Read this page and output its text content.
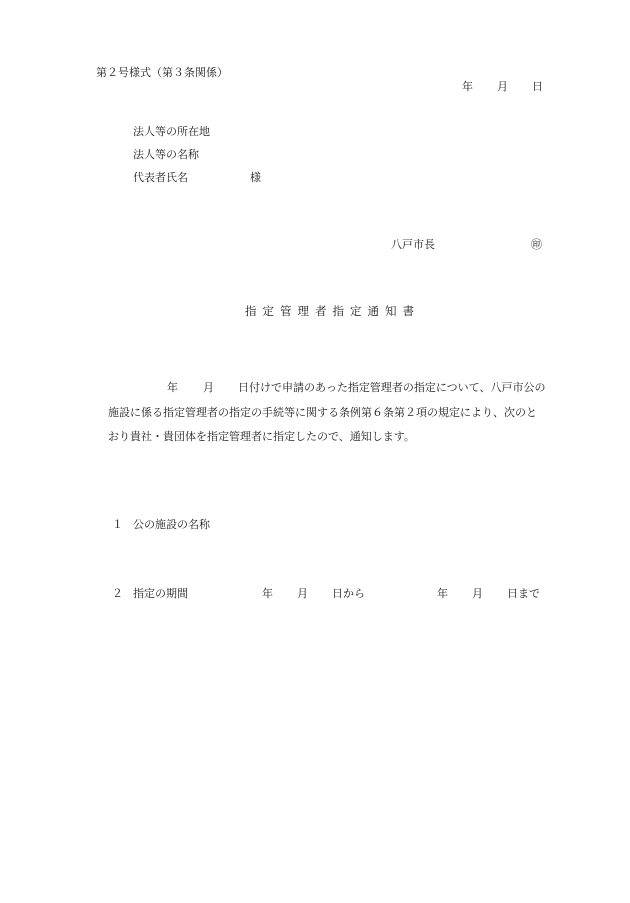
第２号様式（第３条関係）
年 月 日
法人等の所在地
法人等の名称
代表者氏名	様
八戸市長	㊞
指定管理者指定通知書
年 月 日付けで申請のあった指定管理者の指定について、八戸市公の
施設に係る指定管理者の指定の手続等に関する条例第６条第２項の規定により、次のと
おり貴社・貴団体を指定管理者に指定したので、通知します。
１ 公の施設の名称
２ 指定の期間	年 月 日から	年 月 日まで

---

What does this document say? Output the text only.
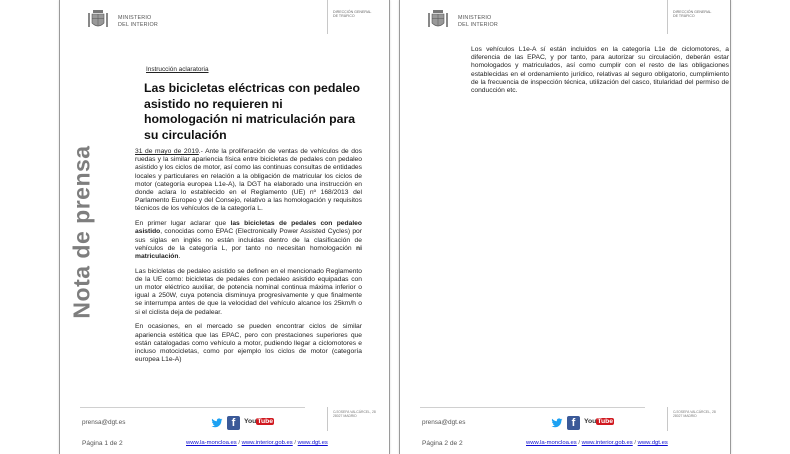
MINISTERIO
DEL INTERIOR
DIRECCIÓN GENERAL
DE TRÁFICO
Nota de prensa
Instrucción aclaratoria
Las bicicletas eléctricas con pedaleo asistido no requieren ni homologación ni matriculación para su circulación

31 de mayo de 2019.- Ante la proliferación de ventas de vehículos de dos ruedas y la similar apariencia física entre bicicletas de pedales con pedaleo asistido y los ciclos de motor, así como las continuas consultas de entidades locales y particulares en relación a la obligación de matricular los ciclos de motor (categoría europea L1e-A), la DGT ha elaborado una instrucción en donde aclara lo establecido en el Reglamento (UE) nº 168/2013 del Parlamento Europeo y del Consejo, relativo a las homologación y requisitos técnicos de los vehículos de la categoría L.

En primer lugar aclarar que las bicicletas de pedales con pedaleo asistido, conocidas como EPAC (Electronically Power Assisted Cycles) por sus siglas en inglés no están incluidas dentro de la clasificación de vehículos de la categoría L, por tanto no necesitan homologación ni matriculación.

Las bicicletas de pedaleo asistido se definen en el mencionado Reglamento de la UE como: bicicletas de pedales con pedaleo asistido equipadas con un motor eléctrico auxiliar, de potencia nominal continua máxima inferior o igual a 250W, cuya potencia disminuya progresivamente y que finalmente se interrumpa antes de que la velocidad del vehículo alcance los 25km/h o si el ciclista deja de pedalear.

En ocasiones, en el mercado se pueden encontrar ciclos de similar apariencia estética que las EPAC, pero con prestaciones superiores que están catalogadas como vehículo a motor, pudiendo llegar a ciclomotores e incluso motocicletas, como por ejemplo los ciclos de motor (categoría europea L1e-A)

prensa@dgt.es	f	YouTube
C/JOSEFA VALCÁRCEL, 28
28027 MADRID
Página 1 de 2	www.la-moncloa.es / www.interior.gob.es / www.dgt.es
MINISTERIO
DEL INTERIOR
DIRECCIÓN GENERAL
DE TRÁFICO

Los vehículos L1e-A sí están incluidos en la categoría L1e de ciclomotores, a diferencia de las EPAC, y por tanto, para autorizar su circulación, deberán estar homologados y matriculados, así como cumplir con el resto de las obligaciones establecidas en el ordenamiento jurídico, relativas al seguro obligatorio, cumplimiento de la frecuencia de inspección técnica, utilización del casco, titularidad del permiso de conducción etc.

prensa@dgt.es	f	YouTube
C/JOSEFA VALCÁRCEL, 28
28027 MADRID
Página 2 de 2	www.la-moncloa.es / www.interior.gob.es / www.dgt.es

What to produce:
Review the preceding data and report every line that includes the string "matriculación".

Problem solution:
Las bicicletas eléctricas con pedaleo asistido no requieren ni homologación ni matriculación para su circulación
En primer lugar aclarar que las bicicletas de pedales con pedaleo asistido, conocidas como EPAC (Electronically Power Assisted Cycles) por sus siglas en inglés no están incluidas dentro de la clasificación de vehículos de la categoría L, por tanto no necesitan homologación ni matriculación.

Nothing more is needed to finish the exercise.